### [Problems and tasks]
(A) Name every virtualization product that the mailing-list post on Linux virtualization stacks mentions.
(B) Carry on the mailing-list post on Linux virtualization stacks from where it stops.

====== Source extract

[TriLUG] virtualization stacks for linux servers

Jonathan Woodbury jpwoodbu at mybox.org
Thu Apr 7 11:37:34 EDT 2011

I've had Xen on Debian running server environments for years with a
lot of success and happiness.  I do tend to use and recommend
VirtualBox for running VMs on desktops.

I've really enjoyed the performance of Xen.  We've not done careful
testing, but it's been perceived around my office as noticeably faster
than VMWare ESXi, KVM, and VirtualBox, even when using CPUs with
virtualization extensions.

This really only applies to running Linux VMs, but easily my second
favorite feature of Xen is easier block device management.  I prefer
delivering virtual partitions to VMs rather than virtual whole disks.
I like than when I want to resize my disks I don't have to use tools
that alter partition tables, but rather I can use everyday volume
management and file system tools.  I've seen some things in the KVM
man page that indicates this might be possible with KVM as well.

For example, I can have a guest with ext4 on /dev/xvda3 mounted at
/tmp backed by a logical volume of 1GB.  If I resize that logical
volume to 2GB with lvresize, my guest sees this new space immediately
and I can run `resize2fs /dev/xvda3` to do an online resize of /tmp.

============
====== Listed records

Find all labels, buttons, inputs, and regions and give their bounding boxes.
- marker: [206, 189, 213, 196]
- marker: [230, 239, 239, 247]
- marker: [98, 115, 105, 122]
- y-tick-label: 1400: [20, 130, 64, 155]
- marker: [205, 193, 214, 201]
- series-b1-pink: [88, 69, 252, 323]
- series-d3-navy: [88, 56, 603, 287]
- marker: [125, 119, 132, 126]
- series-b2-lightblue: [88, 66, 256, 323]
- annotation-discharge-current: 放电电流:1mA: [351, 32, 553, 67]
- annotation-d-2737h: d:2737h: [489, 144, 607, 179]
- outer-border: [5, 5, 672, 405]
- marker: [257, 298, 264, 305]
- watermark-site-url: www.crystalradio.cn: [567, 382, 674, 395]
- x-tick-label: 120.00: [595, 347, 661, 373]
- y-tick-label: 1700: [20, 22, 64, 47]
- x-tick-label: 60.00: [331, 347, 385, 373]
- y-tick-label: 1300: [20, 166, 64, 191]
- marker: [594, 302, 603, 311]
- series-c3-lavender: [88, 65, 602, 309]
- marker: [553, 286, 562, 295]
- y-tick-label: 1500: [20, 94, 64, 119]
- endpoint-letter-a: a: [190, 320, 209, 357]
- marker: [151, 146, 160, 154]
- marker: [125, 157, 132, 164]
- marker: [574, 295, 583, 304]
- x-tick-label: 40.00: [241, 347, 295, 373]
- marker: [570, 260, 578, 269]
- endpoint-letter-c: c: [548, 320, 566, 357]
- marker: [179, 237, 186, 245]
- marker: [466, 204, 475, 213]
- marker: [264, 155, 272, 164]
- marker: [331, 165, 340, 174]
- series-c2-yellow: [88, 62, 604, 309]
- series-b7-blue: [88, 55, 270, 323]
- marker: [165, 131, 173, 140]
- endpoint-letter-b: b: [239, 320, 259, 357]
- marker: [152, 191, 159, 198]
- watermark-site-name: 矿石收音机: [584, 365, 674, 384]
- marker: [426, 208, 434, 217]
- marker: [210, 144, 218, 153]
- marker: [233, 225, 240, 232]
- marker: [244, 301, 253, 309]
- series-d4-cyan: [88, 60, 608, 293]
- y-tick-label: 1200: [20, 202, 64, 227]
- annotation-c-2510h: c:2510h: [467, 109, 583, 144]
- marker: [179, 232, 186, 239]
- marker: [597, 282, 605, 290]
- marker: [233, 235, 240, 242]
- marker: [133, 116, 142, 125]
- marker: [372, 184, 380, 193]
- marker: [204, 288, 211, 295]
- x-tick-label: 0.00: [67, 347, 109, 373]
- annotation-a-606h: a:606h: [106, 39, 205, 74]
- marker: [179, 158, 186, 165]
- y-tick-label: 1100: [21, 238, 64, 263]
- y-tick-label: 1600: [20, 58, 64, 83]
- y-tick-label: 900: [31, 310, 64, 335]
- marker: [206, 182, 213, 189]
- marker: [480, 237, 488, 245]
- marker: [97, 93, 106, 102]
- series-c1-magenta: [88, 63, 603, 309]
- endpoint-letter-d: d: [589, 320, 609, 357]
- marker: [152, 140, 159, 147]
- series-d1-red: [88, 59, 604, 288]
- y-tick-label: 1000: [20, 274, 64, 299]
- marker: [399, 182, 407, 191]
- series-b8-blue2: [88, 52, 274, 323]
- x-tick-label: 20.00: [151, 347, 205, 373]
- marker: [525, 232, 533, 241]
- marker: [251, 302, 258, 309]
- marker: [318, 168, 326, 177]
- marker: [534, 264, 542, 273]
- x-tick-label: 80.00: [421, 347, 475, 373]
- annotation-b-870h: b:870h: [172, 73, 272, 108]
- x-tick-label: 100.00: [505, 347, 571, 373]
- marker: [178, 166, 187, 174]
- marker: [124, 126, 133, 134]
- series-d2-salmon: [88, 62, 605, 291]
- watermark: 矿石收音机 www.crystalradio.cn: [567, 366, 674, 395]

============

### [Answers by item number]
(A) Xen, VirtualBox, VMWare ESXi, KVM

(B)
This wasn't possible with VMWare ESXi, and I don't think it's possible
with the OSE VirtualBox.  Incidentally, I could run that operation in
reverse and shrink /tmp.  This wasn't an option at all with VMWare
ESXi, even if I rebooted the VM.


On Thu, Apr 7, 2011 at 10:58 AM, William Chandler <wcchandler at gmail.com> wrote:
> I'm a hardware tester at IBM and my team tests KVM, Xen and VMware ESX.
> I usually tend to follow open source projects that have some kind of
> monetary interest.  The reason being the "Hit by a bus principle," which
> states that tomorrow anybody or everybody could die.  And if they do, will
> your project die along with them?  People who have money invested in
> something will probably throw more money at it to try and keep it alive --
> and as such, I usually stick to these solutions.  I'd stick to whatever a
> big corporation is pushing.  Call me a leming if you must.
> The attitude here seems to be very pro-KVM.